● **BRIEF**:
Copy the data below, substituting "gauge-mark" for every occurrence of "gauge-tick" and keeping everything else unchanged.

● **MATERIAL PROVIDED**:
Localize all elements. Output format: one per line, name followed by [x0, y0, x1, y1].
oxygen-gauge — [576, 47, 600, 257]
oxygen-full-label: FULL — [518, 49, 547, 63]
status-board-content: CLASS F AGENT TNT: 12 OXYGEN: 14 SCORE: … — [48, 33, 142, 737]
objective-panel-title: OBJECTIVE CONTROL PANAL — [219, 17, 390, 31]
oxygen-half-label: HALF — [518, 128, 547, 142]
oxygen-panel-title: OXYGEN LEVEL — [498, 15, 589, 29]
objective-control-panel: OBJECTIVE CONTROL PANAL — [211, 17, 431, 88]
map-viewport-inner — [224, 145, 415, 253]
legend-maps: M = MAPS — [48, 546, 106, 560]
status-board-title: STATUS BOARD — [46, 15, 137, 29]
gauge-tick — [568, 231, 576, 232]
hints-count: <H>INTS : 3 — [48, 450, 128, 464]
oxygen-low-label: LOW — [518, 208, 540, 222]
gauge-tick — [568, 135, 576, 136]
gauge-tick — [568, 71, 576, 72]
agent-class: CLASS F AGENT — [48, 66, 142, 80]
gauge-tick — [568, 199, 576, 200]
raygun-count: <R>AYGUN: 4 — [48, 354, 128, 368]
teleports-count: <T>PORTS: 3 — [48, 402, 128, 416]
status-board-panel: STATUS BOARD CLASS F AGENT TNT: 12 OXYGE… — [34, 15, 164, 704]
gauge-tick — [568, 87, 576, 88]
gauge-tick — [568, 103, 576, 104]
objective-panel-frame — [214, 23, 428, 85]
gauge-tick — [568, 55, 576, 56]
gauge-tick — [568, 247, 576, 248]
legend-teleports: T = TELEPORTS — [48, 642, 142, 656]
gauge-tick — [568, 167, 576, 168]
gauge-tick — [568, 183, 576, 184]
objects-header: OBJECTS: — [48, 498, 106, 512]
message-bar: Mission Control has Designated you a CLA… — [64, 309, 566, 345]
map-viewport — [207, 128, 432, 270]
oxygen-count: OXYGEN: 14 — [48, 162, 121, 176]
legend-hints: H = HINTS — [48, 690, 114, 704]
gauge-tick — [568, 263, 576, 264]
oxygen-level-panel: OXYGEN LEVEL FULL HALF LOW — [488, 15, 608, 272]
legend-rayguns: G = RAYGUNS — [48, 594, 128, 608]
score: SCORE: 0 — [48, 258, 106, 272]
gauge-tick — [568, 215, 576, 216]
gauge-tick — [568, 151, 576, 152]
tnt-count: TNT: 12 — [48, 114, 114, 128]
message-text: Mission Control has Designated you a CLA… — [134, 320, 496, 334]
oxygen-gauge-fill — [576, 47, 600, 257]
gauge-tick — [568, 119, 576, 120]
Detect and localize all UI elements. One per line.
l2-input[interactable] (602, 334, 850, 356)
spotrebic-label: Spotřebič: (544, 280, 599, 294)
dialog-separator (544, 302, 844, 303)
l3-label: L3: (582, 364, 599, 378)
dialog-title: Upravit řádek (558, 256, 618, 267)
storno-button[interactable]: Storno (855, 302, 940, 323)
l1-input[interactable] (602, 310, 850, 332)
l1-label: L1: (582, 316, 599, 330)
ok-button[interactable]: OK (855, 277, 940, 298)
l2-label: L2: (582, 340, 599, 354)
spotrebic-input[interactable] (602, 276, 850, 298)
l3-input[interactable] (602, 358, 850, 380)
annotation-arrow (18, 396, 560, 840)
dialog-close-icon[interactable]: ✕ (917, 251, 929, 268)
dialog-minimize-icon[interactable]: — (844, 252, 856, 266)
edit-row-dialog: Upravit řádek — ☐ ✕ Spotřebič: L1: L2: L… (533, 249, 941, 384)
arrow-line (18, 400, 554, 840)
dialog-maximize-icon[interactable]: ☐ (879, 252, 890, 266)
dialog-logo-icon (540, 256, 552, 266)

● **WRITTEN ANSWER**:
Localize all elements. Output format: one per line, name followed by [x0, y0, x1, y1].
oxygen-gauge — [576, 47, 600, 257]
oxygen-full-label: FULL — [518, 49, 547, 63]
status-board-content: CLASS F AGENT TNT: 12 OXYGEN: 14 SCORE: … — [48, 33, 142, 737]
objective-panel-title: OBJECTIVE CONTROL PANAL — [219, 17, 390, 31]
oxygen-half-label: HALF — [518, 128, 547, 142]
oxygen-panel-title: OXYGEN LEVEL — [498, 15, 589, 29]
objective-control-panel: OBJECTIVE CONTROL PANAL — [211, 17, 431, 88]
map-viewport-inner — [224, 145, 415, 253]
legend-maps: M = MAPS — [48, 546, 106, 560]
status-board-title: STATUS BOARD — [46, 15, 137, 29]
gauge-mark — [568, 231, 576, 232]
hints-count: <H>INTS : 3 — [48, 450, 128, 464]
oxygen-low-label: LOW — [518, 208, 540, 222]
gauge-mark — [568, 135, 576, 136]
gauge-mark — [568, 71, 576, 72]
agent-class: CLASS F AGENT — [48, 66, 142, 80]
gauge-mark — [568, 199, 576, 200]
raygun-count: <R>AYGUN: 4 — [48, 354, 128, 368]
teleports-count: <T>PORTS: 3 — [48, 402, 128, 416]
status-board-panel: STATUS BOARD CLASS F AGENT TNT: 12 OXYGE… — [34, 15, 164, 704]
gauge-mark — [568, 87, 576, 88]
gauge-mark — [568, 103, 576, 104]
objective-panel-frame — [214, 23, 428, 85]
gauge-mark — [568, 55, 576, 56]
gauge-mark — [568, 247, 576, 248]
legend-teleports: T = TELEPORTS — [48, 642, 142, 656]
gauge-mark — [568, 167, 576, 168]
gauge-mark — [568, 183, 576, 184]
objects-header: OBJECTS: — [48, 498, 106, 512]
message-bar: Mission Control has Designated you a CLA… — [64, 309, 566, 345]
map-viewport — [207, 128, 432, 270]
oxygen-count: OXYGEN: 14 — [48, 162, 121, 176]
legend-hints: H = HINTS — [48, 690, 114, 704]
gauge-mark — [568, 263, 576, 264]
oxygen-level-panel: OXYGEN LEVEL FULL HALF LOW — [488, 15, 608, 272]
legend-rayguns: G = RAYGUNS — [48, 594, 128, 608]
score: SCORE: 0 — [48, 258, 106, 272]
gauge-mark — [568, 215, 576, 216]
gauge-mark — [568, 151, 576, 152]
tnt-count: TNT: 12 — [48, 114, 114, 128]
message-text: Mission Control has Designated you a CLA… — [134, 320, 496, 334]
oxygen-gauge-fill — [576, 47, 600, 257]
gauge-mark — [568, 119, 576, 120]
Detect and localize all UI elements. One per line.
l2-input[interactable] (602, 334, 850, 356)
spotrebic-label: Spotřebič: (544, 280, 599, 294)
dialog-separator (544, 302, 844, 303)
l3-label: L3: (582, 364, 599, 378)
dialog-title: Upravit řádek (558, 256, 618, 267)
storno-button[interactable]: Storno (855, 302, 940, 323)
l1-input[interactable] (602, 310, 850, 332)
l1-label: L1: (582, 316, 599, 330)
ok-button[interactable]: OK (855, 277, 940, 298)
l2-label: L2: (582, 340, 599, 354)
spotrebic-input[interactable] (602, 276, 850, 298)
l3-input[interactable] (602, 358, 850, 380)
annotation-arrow (18, 396, 560, 840)
dialog-close-icon[interactable]: ✕ (917, 251, 929, 268)
dialog-minimize-icon[interactable]: — (844, 252, 856, 266)
edit-row-dialog: Upravit řádek — ☐ ✕ Spotřebič: L1: L2: L… (533, 249, 941, 384)
arrow-line (18, 400, 554, 840)
dialog-maximize-icon[interactable]: ☐ (879, 252, 890, 266)
dialog-logo-icon (540, 256, 552, 266)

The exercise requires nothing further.